Data entries
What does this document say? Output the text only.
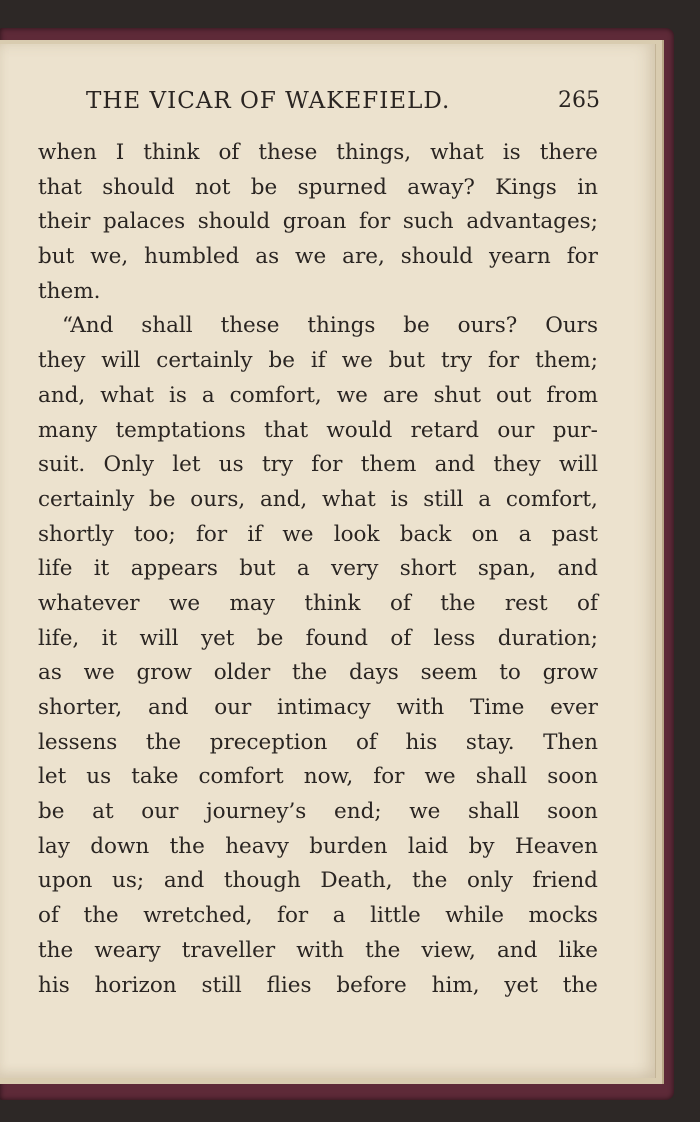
THE VICAR OF WAKEFIELD.	265
when I think of these things, what is there
that should not be spurned away? Kings in
their palaces should groan for such advantages;
but we, humbled as we are, should yearn for
them.
“And shall these things be ours? Ours
they will certainly be if we but try for them;
and, what is a comfort, we are shut out from
many temptations that would retard our pur-
suit. Only let us try for them and they will
certainly be ours, and, what is still a comfort,
shortly too; for if we look back on a past
life it appears but a very short span, and
whatever we may think of the rest of
life, it will yet be found of less duration;
as we grow older the days seem to grow
shorter, and our intimacy with Time ever
lessens the preception of his stay. Then
let us take comfort now, for we shall soon
be at our journey’s end; we shall soon
lay down the heavy burden laid by Heaven
upon us; and though Death, the only friend
of the wretched, for a little while mocks
the weary traveller with the view, and like
his horizon still flies before him, yet the
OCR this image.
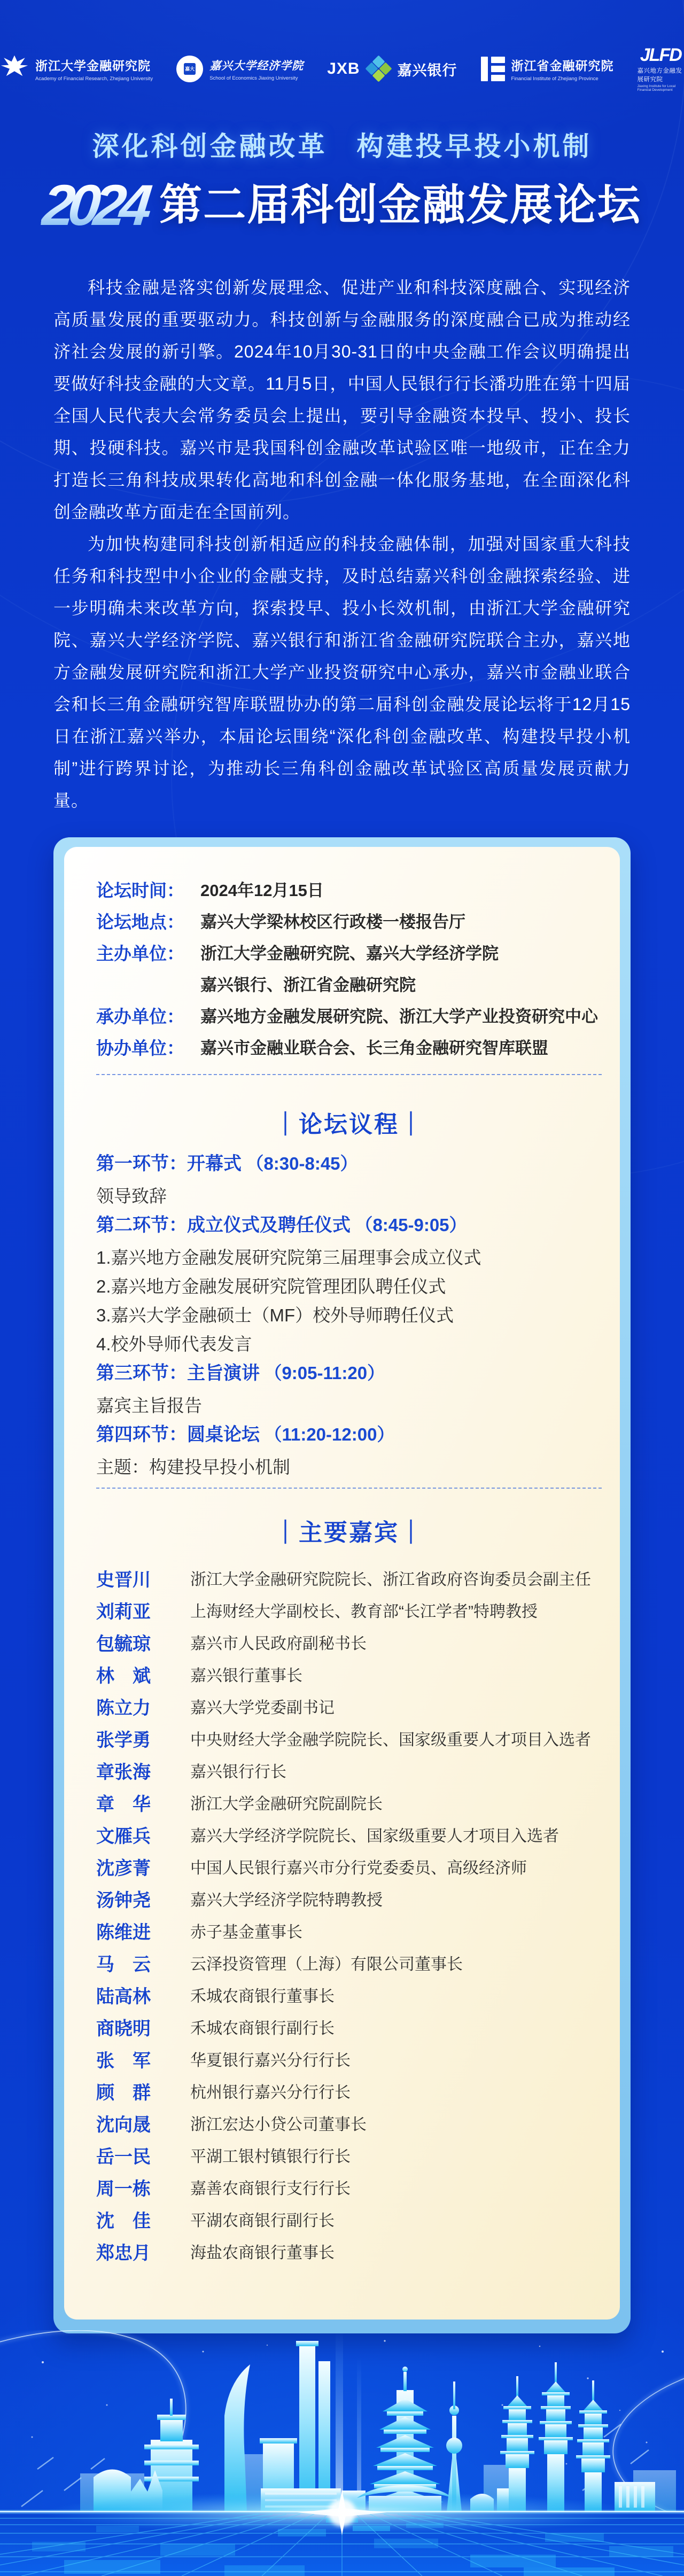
浙江大学金融研究院
Academy of Financial Research, Zhejiang University
嘉大 嘉兴大学经济学院
School of Economics Jiaxing University
JXB	嘉兴银行	浙江省金融研究院
Financial Institute of Zhejiang Province
JLFD
嘉兴地方金融发展研究院
Jiaxing Institute for Local Financial Development
深化科创金融改革　构建投早投小机制
2024 第二届科创金融发展论坛

科技金融是落实创新发展理念、促进产业和科技深度融合、实现经济高质量发展的重要驱动力。科技创新与金融服务的深度融合已成为推动经济社会发展的新引擎。2024年10月30-31日的中央金融工作会议明确提出要做好科技金融的大文章。11月5日，中国人民银行行长潘功胜在第十四届全国人民代表大会常务委员会上提出，要引导金融资本投早、投小、投长期、投硬科技。嘉兴市是我国科创金融改革试验区唯一地级市，正在全力打造长三角科技成果转化高地和科创金融一体化服务基地，在全面深化科创金融改革方面走在全国前列。

为加快构建同科技创新相适应的科技金融体制，加强对国家重大科技任务和科技型中小企业的金融支持，及时总结嘉兴科创金融探索经验、进一步明确未来改革方向，探索投早、投小长效机制，由浙江大学金融研究院、嘉兴大学经济学院、嘉兴银行和浙江省金融研究院联合主办，嘉兴地方金融发展研究院和浙江大学产业投资研究中心承办，嘉兴市金融业联合会和长三角金融研究智库联盟协办的第二届科创金融发展论坛将于12月15日在浙江嘉兴举办，本届论坛围绕“深化科创金融改革、构建投早投小机制”进行跨界讨论，为推动长三角科创金融改革试验区高质量发展贡献力量。

论坛时间： 2024年12月15日
论坛地点： 嘉兴大学梁林校区行政楼一楼报告厅
主办单位： 浙江大学金融研究院、嘉兴大学经济学院
嘉兴银行、浙江省金融研究院
承办单位： 嘉兴地方金融发展研究院、浙江大学产业投资研究中心
协办单位： 嘉兴市金融业联合会、长三角金融研究智库联盟
｜论坛议程｜
第一环节：开幕式 （8:30-8:45）
领导致辞
第二环节：成立仪式及聘任仪式 （8:45-9:05）
1.嘉兴地方金融发展研究院第三届理事会成立仪式
2.嘉兴地方金融发展研究院管理团队聘任仪式
3.嘉兴大学金融硕士（MF）校外导师聘任仪式
4.校外导师代表发言
第三环节：主旨演讲 （9:05-11:20）
嘉宾主旨报告
第四环节：圆桌论坛 （11:20-12:00）
主题：构建投早投小机制
｜主要嘉宾｜
史晋川	浙江大学金融研究院院长、浙江省政府咨询委员会副主任
刘莉亚	上海财经大学副校长、教育部“长江学者”特聘教授
包毓琼	嘉兴市人民政府副秘书长
林　斌	嘉兴银行董事长
陈立力	嘉兴大学党委副书记
张学勇	中央财经大学金融学院院长、国家级重要人才项目入选者
章张海	嘉兴银行行长
章　华	浙江大学金融研究院副院长
文雁兵	嘉兴大学经济学院院长、国家级重要人才项目入选者
沈彦菁	中国人民银行嘉兴市分行党委委员、高级经济师
汤钟尧	嘉兴大学经济学院特聘教授
陈维进	赤子基金董事长
马　云	云泽投资管理（上海）有限公司董事长
陆高林	禾城农商银行董事长
商晓明	禾城农商银行副行长
张　军	华夏银行嘉兴分行行长
顾　群	杭州银行嘉兴分行行长
沈向晟	浙江宏达小贷公司董事长
岳一民	平湖工银村镇银行行长
周一栋	嘉善农商银行支行行长
沈　佳	平湖农商银行副行长
郑忠月	海盐农商银行董事长
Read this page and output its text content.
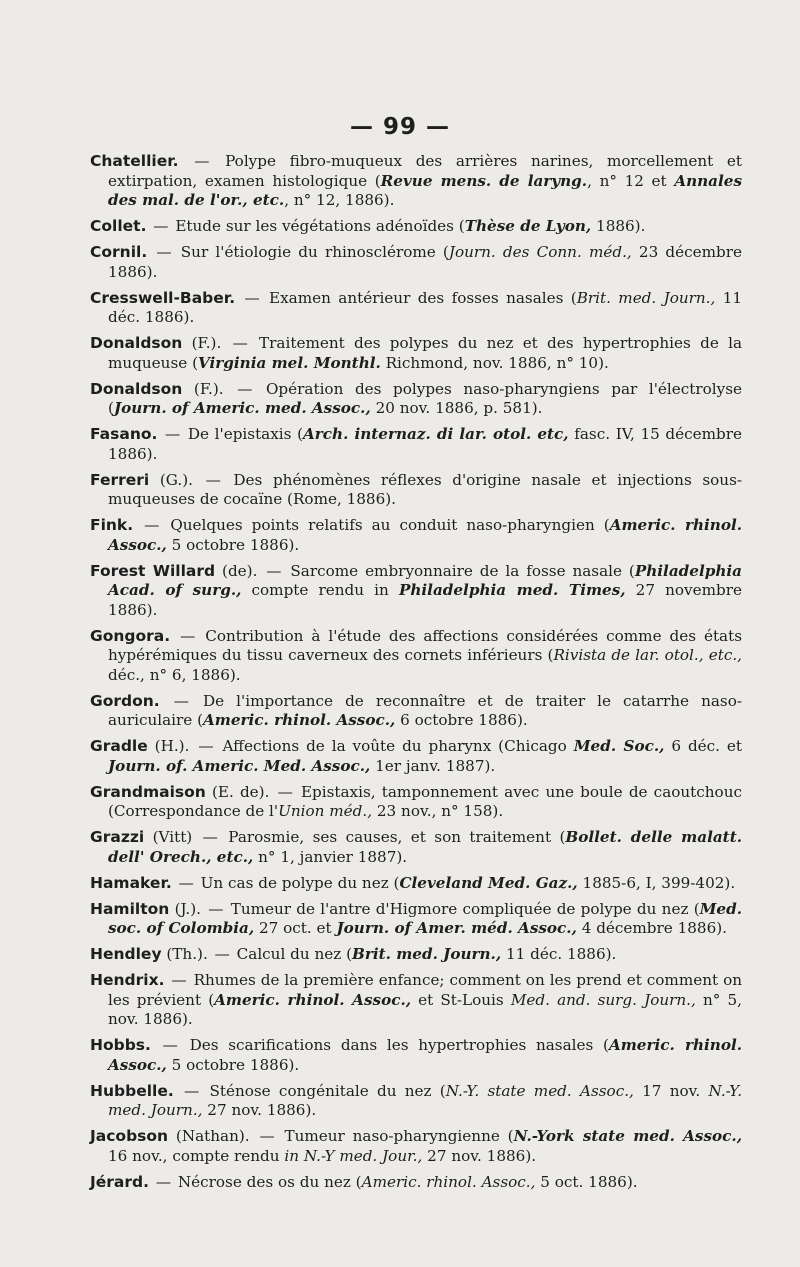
— 99 —

Chatellier. — Polype fibro-muqueux des arrières narines, morcellement et extirpation, examen histologique (Revue mens. de laryng., n° 12 et Annales des mal. de l'or., etc., n° 12, 1886).

Collet. — Etude sur les végétations adénoïdes (Thèse de Lyon, 1886).

Cornil. — Sur l'étiologie du rhinosclérome (Journ. des Conn. méd., 23 décembre 1886).

Cresswell-Baber. — Examen antérieur des fosses nasales (Brit. med. Journ., 11 déc. 1886).

Donaldson (F.). — Traitement des polypes du nez et des hypertrophies de la muqueuse (Virginia mel. Monthl. Richmond, nov. 1886, n° 10).

Donaldson (F.). — Opération des polypes naso-pharyngiens par l'électrolyse (Journ. of Americ. med. Assoc., 20 nov. 1886, p. 581).

Fasano. — De l'epistaxis (Arch. internaz. di lar. otol. etc, fasc. IV, 15 décembre 1886).

Ferreri (G.). — Des phénomènes réflexes d'origine nasale et injections sous-muqueuses de cocaïne (Rome, 1886).

Fink. — Quelques points relatifs au conduit naso-pharyngien (Americ. rhinol. Assoc., 5 octobre 1886).

Forest Willard (de). — Sarcome embryonnaire de la fosse nasale (Philadelphia Acad. of surg., compte rendu in Philadelphia med. Times, 27 novembre 1886).

Gongora. — Contribution à l'étude des affections considérées comme des états hypérémiques du tissu caverneux des cornets inférieurs (Rivista de lar. otol., etc., déc., n° 6, 1886).

Gordon. — De l'importance de reconnaître et de traiter le catarrhe naso-auriculaire (Americ. rhinol. Assoc., 6 octobre 1886).

Gradle (H.). — Affections de la voûte du pharynx (Chicago Med. Soc., 6 déc. et Journ. of. Americ. Med. Assoc., 1er janv. 1887).

Grandmaison (E. de). — Epistaxis, tamponnement avec une boule de caoutchouc (Correspondance de l'Union méd., 23 nov., n° 158).

Grazzi (Vitt) — Parosmie, ses causes, et son traitement (Bollet. delle malatt. dell' Orech., etc., n° 1, janvier 1887).

Hamaker. — Un cas de polype du nez (Cleveland Med. Gaz., 1885-6, I, 399-402).

Hamilton (J.). — Tumeur de l'antre d'Higmore compliquée de polype du nez (Med. soc. of Colombia, 27 oct. et Journ. of Amer. méd. Assoc., 4 décembre 1886).

Hendley (Th.). — Calcul du nez (Brit. med. Journ., 11 déc. 1886).

Hendrix. — Rhumes de la première enfance; comment on les prend et comment on les prévient (Americ. rhinol. Assoc., et St-Louis Med. and. surg. Journ., n° 5, nov. 1886).

Hobbs. — Des scarifications dans les hypertrophies nasales (Americ. rhinol. Assoc., 5 octobre 1886).

Hubbelle. — Sténose congénitale du nez (N.-Y. state med. Assoc., 17 nov. N.-Y. med. Journ., 27 nov. 1886).

Jacobson (Nathan). — Tumeur naso-pharyngienne (N.-York state med. Assoc., 16 nov., compte rendu in N.-Y med. Jour., 27 nov. 1886).

Jérard. — Nécrose des os du nez (Americ. rhinol. Assoc., 5 oct. 1886).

**Aim of the task:** Without the pictures, write out the whole listing above exactly as it appears.

**Answer in full:**
What does this document say? Output the text only.
THE VICAR OF WAKEFIELD.	265
when I think of these things, what is there
that should not be spurned away? Kings in
their palaces should groan for such advantages;
but we, humbled as we are, should yearn for
them.
“And shall these things be ours? Ours
they will certainly be if we but try for them;
and, what is a comfort, we are shut out from
many temptations that would retard our pur-
suit. Only let us try for them and they will
certainly be ours, and, what is still a comfort,
shortly too; for if we look back on a past
life it appears but a very short span, and
whatever we may think of the rest of
life, it will yet be found of less duration;
as we grow older the days seem to grow
shorter, and our intimacy with Time ever
lessens the preception of his stay. Then
let us take comfort now, for we shall soon
be at our journey’s end; we shall soon
lay down the heavy burden laid by Heaven
upon us; and though Death, the only friend
of the wretched, for a little while mocks
the weary traveller with the view, and like
his horizon still flies before him, yet the
OCR this image.
浙江大学金融研究院
Academy of Financial Research, Zhejiang University
嘉大 嘉兴大学经济学院
School of Economics Jiaxing University
JXB	嘉兴银行	浙江省金融研究院
Financial Institute of Zhejiang Province
JLFD
嘉兴地方金融发展研究院
Jiaxing Institute for Local Financial Development
深化科创金融改革　构建投早投小机制
2024 第二届科创金融发展论坛

科技金融是落实创新发展理念、促进产业和科技深度融合、实现经济高质量发展的重要驱动力。科技创新与金融服务的深度融合已成为推动经济社会发展的新引擎。2024年10月30-31日的中央金融工作会议明确提出要做好科技金融的大文章。11月5日，中国人民银行行长潘功胜在第十四届全国人民代表大会常务委员会上提出，要引导金融资本投早、投小、投长期、投硬科技。嘉兴市是我国科创金融改革试验区唯一地级市，正在全力打造长三角科技成果转化高地和科创金融一体化服务基地，在全面深化科创金融改革方面走在全国前列。

为加快构建同科技创新相适应的科技金融体制，加强对国家重大科技任务和科技型中小企业的金融支持，及时总结嘉兴科创金融探索经验、进一步明确未来改革方向，探索投早、投小长效机制，由浙江大学金融研究院、嘉兴大学经济学院、嘉兴银行和浙江省金融研究院联合主办，嘉兴地方金融发展研究院和浙江大学产业投资研究中心承办，嘉兴市金融业联合会和长三角金融研究智库联盟协办的第二届科创金融发展论坛将于12月15日在浙江嘉兴举办，本届论坛围绕“深化科创金融改革、构建投早投小机制”进行跨界讨论，为推动长三角科创金融改革试验区高质量发展贡献力量。

论坛时间： 2024年12月15日
论坛地点： 嘉兴大学梁林校区行政楼一楼报告厅
主办单位： 浙江大学金融研究院、嘉兴大学经济学院
嘉兴银行、浙江省金融研究院
承办单位： 嘉兴地方金融发展研究院、浙江大学产业投资研究中心
协办单位： 嘉兴市金融业联合会、长三角金融研究智库联盟
｜论坛议程｜
第一环节：开幕式 （8:30-8:45）
领导致辞
第二环节：成立仪式及聘任仪式 （8:45-9:05）
1.嘉兴地方金融发展研究院第三届理事会成立仪式
2.嘉兴地方金融发展研究院管理团队聘任仪式
3.嘉兴大学金融硕士（MF）校外导师聘任仪式
4.校外导师代表发言
第三环节：主旨演讲 （9:05-11:20）
嘉宾主旨报告
第四环节：圆桌论坛 （11:20-12:00）
主题：构建投早投小机制
｜主要嘉宾｜
史晋川	浙江大学金融研究院院长、浙江省政府咨询委员会副主任
刘莉亚	上海财经大学副校长、教育部“长江学者”特聘教授
包毓琼	嘉兴市人民政府副秘书长
林　斌	嘉兴银行董事长
陈立力	嘉兴大学党委副书记
张学勇	中央财经大学金融学院院长、国家级重要人才项目入选者
章张海	嘉兴银行行长
章　华	浙江大学金融研究院副院长
文雁兵	嘉兴大学经济学院院长、国家级重要人才项目入选者
沈彦菁	中国人民银行嘉兴市分行党委委员、高级经济师
汤钟尧	嘉兴大学经济学院特聘教授
陈维进	赤子基金董事长
马　云	云泽投资管理（上海）有限公司董事长
陆高林	禾城农商银行董事长
商晓明	禾城农商银行副行长
张　军	华夏银行嘉兴分行行长
顾　群	杭州银行嘉兴分行行长
沈向晟	浙江宏达小贷公司董事长
岳一民	平湖工银村镇银行行长
周一栋	嘉善农商银行支行行长
沈　佳	平湖农商银行副行长
郑忠月	海盐农商银行董事长
Read this page and output its text content.
— 99 —

Chatellier. — Polype fibro-muqueux des arrières narines, morcellement et extirpation, examen histologique (Revue mens. de laryng., n° 12 et Annales des mal. de l'or., etc., n° 12, 1886).

Collet. — Etude sur les végétations adénoïdes (Thèse de Lyon, 1886).

Cornil. — Sur l'étiologie du rhinosclérome (Journ. des Conn. méd., 23 décembre 1886).

Cresswell-Baber. — Examen antérieur des fosses nasales (Brit. med. Journ., 11 déc. 1886).

Donaldson (F.). — Traitement des polypes du nez et des hypertrophies de la muqueuse (Virginia mel. Monthl. Richmond, nov. 1886, n° 10).

Donaldson (F.). — Opération des polypes naso-pharyngiens par l'électrolyse (Journ. of Americ. med. Assoc., 20 nov. 1886, p. 581).

Fasano. — De l'epistaxis (Arch. internaz. di lar. otol. etc, fasc. IV, 15 décembre 1886).

Ferreri (G.). — Des phénomènes réflexes d'origine nasale et injections sous-muqueuses de cocaïne (Rome, 1886).

Fink. — Quelques points relatifs au conduit naso-pharyngien (Americ. rhinol. Assoc., 5 octobre 1886).

Forest Willard (de). — Sarcome embryonnaire de la fosse nasale (Philadelphia Acad. of surg., compte rendu in Philadelphia med. Times, 27 novembre 1886).

Gongora. — Contribution à l'étude des affections considérées comme des états hypérémiques du tissu caverneux des cornets inférieurs (Rivista de lar. otol., etc., déc., n° 6, 1886).

Gordon. — De l'importance de reconnaître et de traiter le catarrhe naso-auriculaire (Americ. rhinol. Assoc., 6 octobre 1886).

Gradle (H.). — Affections de la voûte du pharynx (Chicago Med. Soc., 6 déc. et Journ. of. Americ. Med. Assoc., 1er janv. 1887).

Grandmaison (E. de). — Epistaxis, tamponnement avec une boule de caoutchouc (Correspondance de l'Union méd., 23 nov., n° 158).

Grazzi (Vitt) — Parosmie, ses causes, et son traitement (Bollet. delle malatt. dell' Orech., etc., n° 1, janvier 1887).

Hamaker. — Un cas de polype du nez (Cleveland Med. Gaz., 1885-6, I, 399-402).

Hamilton (J.). — Tumeur de l'antre d'Higmore compliquée de polype du nez (Med. soc. of Colombia, 27 oct. et Journ. of Amer. méd. Assoc., 4 décembre 1886).

Hendley (Th.). — Calcul du nez (Brit. med. Journ., 11 déc. 1886).

Hendrix. — Rhumes de la première enfance; comment on les prend et comment on les prévient (Americ. rhinol. Assoc., et St-Louis Med. and. surg. Journ., n° 5, nov. 1886).

Hobbs. — Des scarifications dans les hypertrophies nasales (Americ. rhinol. Assoc., 5 octobre 1886).

Hubbelle. — Sténose congénitale du nez (N.-Y. state med. Assoc., 17 nov. N.-Y. med. Journ., 27 nov. 1886).

Jacobson (Nathan). — Tumeur naso-pharyngienne (N.-York state med. Assoc., 16 nov., compte rendu in N.-Y med. Jour., 27 nov. 1886).

Jérard. — Nécrose des os du nez (Americ. rhinol. Assoc., 5 oct. 1886).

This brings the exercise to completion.